Stated goal: Leave out the pictures and transcribe everything else exactly.

Record extracts:
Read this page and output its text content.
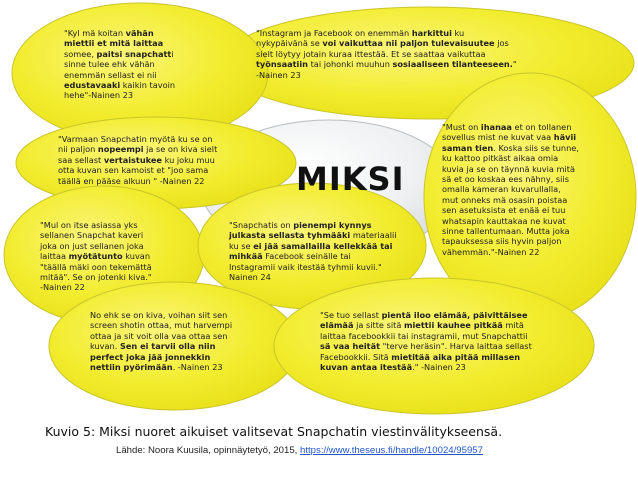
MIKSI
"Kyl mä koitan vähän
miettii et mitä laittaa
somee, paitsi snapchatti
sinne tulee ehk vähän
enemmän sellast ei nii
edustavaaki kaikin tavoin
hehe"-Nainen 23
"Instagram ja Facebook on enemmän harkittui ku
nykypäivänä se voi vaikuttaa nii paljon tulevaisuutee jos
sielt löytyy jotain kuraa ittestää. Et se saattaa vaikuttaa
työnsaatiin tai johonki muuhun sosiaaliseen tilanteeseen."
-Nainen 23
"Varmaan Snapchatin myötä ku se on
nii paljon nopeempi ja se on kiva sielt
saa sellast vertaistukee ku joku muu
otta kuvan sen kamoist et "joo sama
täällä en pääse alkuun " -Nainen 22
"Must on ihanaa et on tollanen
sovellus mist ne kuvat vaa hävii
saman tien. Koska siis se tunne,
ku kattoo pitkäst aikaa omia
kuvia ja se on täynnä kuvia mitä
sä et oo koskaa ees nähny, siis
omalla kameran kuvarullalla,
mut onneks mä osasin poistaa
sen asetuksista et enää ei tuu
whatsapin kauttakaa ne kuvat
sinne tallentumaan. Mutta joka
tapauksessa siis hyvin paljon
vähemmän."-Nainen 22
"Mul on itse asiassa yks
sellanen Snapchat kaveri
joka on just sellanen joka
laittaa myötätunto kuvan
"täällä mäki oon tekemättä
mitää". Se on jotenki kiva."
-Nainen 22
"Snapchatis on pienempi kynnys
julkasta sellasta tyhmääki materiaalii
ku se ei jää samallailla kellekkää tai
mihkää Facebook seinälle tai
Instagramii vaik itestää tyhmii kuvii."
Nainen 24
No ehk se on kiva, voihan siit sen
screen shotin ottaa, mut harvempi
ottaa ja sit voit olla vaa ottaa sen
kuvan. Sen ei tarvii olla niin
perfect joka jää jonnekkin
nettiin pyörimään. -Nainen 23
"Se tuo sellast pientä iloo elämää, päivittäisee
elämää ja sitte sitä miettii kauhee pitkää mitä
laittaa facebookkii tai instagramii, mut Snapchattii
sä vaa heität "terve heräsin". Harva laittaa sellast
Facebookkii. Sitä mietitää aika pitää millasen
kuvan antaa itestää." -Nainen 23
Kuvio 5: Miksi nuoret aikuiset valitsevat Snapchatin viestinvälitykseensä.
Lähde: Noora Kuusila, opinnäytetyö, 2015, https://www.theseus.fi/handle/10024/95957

The result:
Read this page and output its text content.
MIKSI
"Kyl mä koitan vähän
miettii et mitä laittaa
somee, paitsi snapchatti
sinne tulee ehk vähän
enemmän sellast ei nii
edustavaaki kaikin tavoin
hehe"-Nainen 23
"Instagram ja Facebook on enemmän harkittui ku
nykypäivänä se voi vaikuttaa nii paljon tulevaisuutee jos
sielt löytyy jotain kuraa ittestää. Et se saattaa vaikuttaa
työnsaatiin tai johonki muuhun sosiaaliseen tilanteeseen."
-Nainen 23
"Varmaan Snapchatin myötä ku se on
nii paljon nopeempi ja se on kiva sielt
saa sellast vertaistukee ku joku muu
otta kuvan sen kamoist et "joo sama
täällä en pääse alkuun " -Nainen 22
"Must on ihanaa et on tollanen
sovellus mist ne kuvat vaa hävii
saman tien. Koska siis se tunne,
ku kattoo pitkäst aikaa omia
kuvia ja se on täynnä kuvia mitä
sä et oo koskaa ees nähny, siis
omalla kameran kuvarullalla,
mut onneks mä osasin poistaa
sen asetuksista et enää ei tuu
whatsapin kauttakaa ne kuvat
sinne tallentumaan. Mutta joka
tapauksessa siis hyvin paljon
vähemmän."-Nainen 22
"Mul on itse asiassa yks
sellanen Snapchat kaveri
joka on just sellanen joka
laittaa myötätunto kuvan
"täällä mäki oon tekemättä
mitää". Se on jotenki kiva."
-Nainen 22
"Snapchatis on pienempi kynnys
julkasta sellasta tyhmääki materiaalii
ku se ei jää samallailla kellekkää tai
mihkää Facebook seinälle tai
Instagramii vaik itestää tyhmii kuvii."
Nainen 24
No ehk se on kiva, voihan siit sen
screen shotin ottaa, mut harvempi
ottaa ja sit voit olla vaa ottaa sen
kuvan. Sen ei tarvii olla niin
perfect joka jää jonnekkin
nettiin pyörimään. -Nainen 23
"Se tuo sellast pientä iloo elämää, päivittäisee
elämää ja sitte sitä miettii kauhee pitkää mitä
laittaa facebookkii tai instagramii, mut Snapchattii
sä vaa heität "terve heräsin". Harva laittaa sellast
Facebookkii. Sitä mietitää aika pitää millasen
kuvan antaa itestää." -Nainen 23
Kuvio 5: Miksi nuoret aikuiset valitsevat Snapchatin viestinvälitykseensä.
Lähde: Noora Kuusila, opinnäytetyö, 2015, https://www.theseus.fi/handle/10024/95957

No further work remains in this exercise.